* **WRITTEN PROBLEM**: How many lines in the records below hold the string "said"? Please answer with the number and nothing more.
══════
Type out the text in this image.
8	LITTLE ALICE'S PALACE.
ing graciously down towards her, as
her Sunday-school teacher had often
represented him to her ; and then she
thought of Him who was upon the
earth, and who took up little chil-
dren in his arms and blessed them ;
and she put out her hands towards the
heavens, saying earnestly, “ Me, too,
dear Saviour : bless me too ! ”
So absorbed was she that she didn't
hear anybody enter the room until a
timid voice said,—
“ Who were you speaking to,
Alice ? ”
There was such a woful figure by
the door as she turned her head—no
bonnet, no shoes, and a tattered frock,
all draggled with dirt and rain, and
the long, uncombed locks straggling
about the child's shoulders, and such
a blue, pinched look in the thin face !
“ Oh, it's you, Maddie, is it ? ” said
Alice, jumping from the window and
══════
* **OUTPUT**: 2